*Requirement:*
Copy the items below line for line, with nothing added or left out.

** start of Record set **

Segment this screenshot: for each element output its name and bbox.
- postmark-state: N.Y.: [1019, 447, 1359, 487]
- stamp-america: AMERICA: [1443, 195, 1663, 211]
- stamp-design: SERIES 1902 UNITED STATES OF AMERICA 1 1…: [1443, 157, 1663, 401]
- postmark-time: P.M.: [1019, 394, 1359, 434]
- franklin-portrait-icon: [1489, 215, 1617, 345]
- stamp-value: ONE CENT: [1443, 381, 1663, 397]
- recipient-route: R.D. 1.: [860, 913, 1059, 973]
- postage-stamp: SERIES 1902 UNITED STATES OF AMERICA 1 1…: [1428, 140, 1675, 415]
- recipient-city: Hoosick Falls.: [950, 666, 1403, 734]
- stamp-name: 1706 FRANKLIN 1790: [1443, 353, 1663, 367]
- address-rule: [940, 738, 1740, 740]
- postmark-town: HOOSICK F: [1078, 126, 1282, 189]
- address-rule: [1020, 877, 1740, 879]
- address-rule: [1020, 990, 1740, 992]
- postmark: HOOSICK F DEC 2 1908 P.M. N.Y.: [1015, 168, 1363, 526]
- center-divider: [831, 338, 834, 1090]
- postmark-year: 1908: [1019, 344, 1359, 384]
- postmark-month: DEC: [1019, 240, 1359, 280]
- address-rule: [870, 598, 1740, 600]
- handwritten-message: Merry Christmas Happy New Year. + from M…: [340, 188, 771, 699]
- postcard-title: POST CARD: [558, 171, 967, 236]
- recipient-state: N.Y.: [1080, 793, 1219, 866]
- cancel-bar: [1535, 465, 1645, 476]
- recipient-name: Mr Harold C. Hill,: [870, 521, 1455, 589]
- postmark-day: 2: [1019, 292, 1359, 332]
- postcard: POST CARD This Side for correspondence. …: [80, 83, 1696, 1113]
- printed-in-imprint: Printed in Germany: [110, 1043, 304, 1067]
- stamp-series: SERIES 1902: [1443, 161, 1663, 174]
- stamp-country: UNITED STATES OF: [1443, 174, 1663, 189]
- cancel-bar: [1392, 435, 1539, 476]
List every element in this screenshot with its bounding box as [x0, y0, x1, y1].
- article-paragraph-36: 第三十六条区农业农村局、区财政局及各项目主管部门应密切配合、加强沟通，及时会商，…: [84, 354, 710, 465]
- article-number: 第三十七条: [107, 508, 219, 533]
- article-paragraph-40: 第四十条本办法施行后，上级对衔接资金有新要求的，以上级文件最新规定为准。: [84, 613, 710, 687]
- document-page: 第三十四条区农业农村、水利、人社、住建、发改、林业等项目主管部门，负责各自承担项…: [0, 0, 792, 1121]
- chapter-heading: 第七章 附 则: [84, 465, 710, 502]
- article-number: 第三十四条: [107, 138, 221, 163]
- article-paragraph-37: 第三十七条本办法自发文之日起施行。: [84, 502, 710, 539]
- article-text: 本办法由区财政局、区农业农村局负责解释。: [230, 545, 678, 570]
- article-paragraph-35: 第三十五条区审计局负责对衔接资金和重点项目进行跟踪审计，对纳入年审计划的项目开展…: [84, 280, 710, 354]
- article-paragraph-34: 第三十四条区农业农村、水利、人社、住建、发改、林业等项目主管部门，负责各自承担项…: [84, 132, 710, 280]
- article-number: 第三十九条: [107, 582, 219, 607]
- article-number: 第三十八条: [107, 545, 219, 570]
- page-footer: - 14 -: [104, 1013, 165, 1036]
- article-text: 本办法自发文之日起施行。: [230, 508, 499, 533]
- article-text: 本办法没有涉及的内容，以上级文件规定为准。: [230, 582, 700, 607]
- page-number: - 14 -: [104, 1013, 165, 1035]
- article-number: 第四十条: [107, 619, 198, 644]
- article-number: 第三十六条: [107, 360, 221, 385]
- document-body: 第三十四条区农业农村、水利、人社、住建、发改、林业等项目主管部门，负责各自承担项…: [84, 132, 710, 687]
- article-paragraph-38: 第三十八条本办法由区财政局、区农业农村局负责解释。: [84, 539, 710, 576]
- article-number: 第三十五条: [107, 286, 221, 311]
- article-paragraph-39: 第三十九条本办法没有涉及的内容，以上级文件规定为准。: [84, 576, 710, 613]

** end of Record set **

*Result of the task:*
Segment this screenshot: for each element output its name and bbox.
- postmark-state: N.Y.: [1019, 447, 1359, 487]
- stamp-america: AMERICA: [1443, 195, 1663, 211]
- stamp-design: SERIES 1902 UNITED STATES OF AMERICA 1 1…: [1443, 157, 1663, 401]
- postmark-time: P.M.: [1019, 394, 1359, 434]
- franklin-portrait-icon: [1489, 215, 1617, 345]
- stamp-value: ONE CENT: [1443, 381, 1663, 397]
- recipient-route: R.D. 1.: [860, 913, 1059, 973]
- postage-stamp: SERIES 1902 UNITED STATES OF AMERICA 1 1…: [1428, 140, 1675, 415]
- recipient-city: Hoosick Falls.: [950, 666, 1403, 734]
- stamp-name: 1706 FRANKLIN 1790: [1443, 353, 1663, 367]
- address-rule: [940, 738, 1740, 740]
- postmark-town: HOOSICK F: [1078, 126, 1282, 189]
- address-rule: [1020, 877, 1740, 879]
- address-rule: [1020, 990, 1740, 992]
- postmark: HOOSICK F DEC 2 1908 P.M. N.Y.: [1015, 168, 1363, 526]
- center-divider: [831, 338, 834, 1090]
- postmark-year: 1908: [1019, 344, 1359, 384]
- postmark-month: DEC: [1019, 240, 1359, 280]
- address-rule: [870, 598, 1740, 600]
- handwritten-message: Merry Christmas Happy New Year. + from M…: [340, 188, 771, 699]
- postcard-title: POST CARD: [558, 171, 967, 236]
- recipient-state: N.Y.: [1080, 793, 1219, 866]
- cancel-bar: [1535, 465, 1645, 476]
- recipient-name: Mr Harold C. Hill,: [870, 521, 1455, 589]
- postmark-day: 2: [1019, 292, 1359, 332]
- postcard: POST CARD This Side for correspondence. …: [80, 83, 1696, 1113]
- printed-in-imprint: Printed in Germany: [110, 1043, 304, 1067]
- stamp-series: SERIES 1902: [1443, 161, 1663, 174]
- stamp-country: UNITED STATES OF: [1443, 174, 1663, 189]
- cancel-bar: [1392, 435, 1539, 476]
List every element in this screenshot with its bounding box as [x0, y0, x1, y1].
- article-paragraph-36: 第三十六条区农业农村局、区财政局及各项目主管部门应密切配合、加强沟通，及时会商，…: [84, 354, 710, 465]
- article-number: 第三十七条: [107, 508, 219, 533]
- article-paragraph-40: 第四十条本办法施行后，上级对衔接资金有新要求的，以上级文件最新规定为准。: [84, 613, 710, 687]
- document-page: 第三十四条区农业农村、水利、人社、住建、发改、林业等项目主管部门，负责各自承担项…: [0, 0, 792, 1121]
- chapter-heading: 第七章 附 则: [84, 465, 710, 502]
- article-number: 第三十四条: [107, 138, 221, 163]
- article-paragraph-37: 第三十七条本办法自发文之日起施行。: [84, 502, 710, 539]
- article-text: 本办法由区财政局、区农业农村局负责解释。: [230, 545, 678, 570]
- article-paragraph-35: 第三十五条区审计局负责对衔接资金和重点项目进行跟踪审计，对纳入年审计划的项目开展…: [84, 280, 710, 354]
- article-paragraph-34: 第三十四条区农业农村、水利、人社、住建、发改、林业等项目主管部门，负责各自承担项…: [84, 132, 710, 280]
- article-number: 第三十九条: [107, 582, 219, 607]
- article-number: 第三十八条: [107, 545, 219, 570]
- page-footer: - 14 -: [104, 1013, 165, 1036]
- article-text: 本办法自发文之日起施行。: [230, 508, 499, 533]
- article-text: 本办法没有涉及的内容，以上级文件规定为准。: [230, 582, 700, 607]
- page-number: - 14 -: [104, 1013, 165, 1035]
- article-number: 第四十条: [107, 619, 198, 644]
- article-number: 第三十六条: [107, 360, 221, 385]
- document-body: 第三十四条区农业农村、水利、人社、住建、发改、林业等项目主管部门，负责各自承担项…: [84, 132, 710, 687]
- article-paragraph-38: 第三十八条本办法由区财政局、区农业农村局负责解释。: [84, 539, 710, 576]
- article-number: 第三十五条: [107, 286, 221, 311]
- article-paragraph-39: 第三十九条本办法没有涉及的内容，以上级文件规定为准。: [84, 576, 710, 613]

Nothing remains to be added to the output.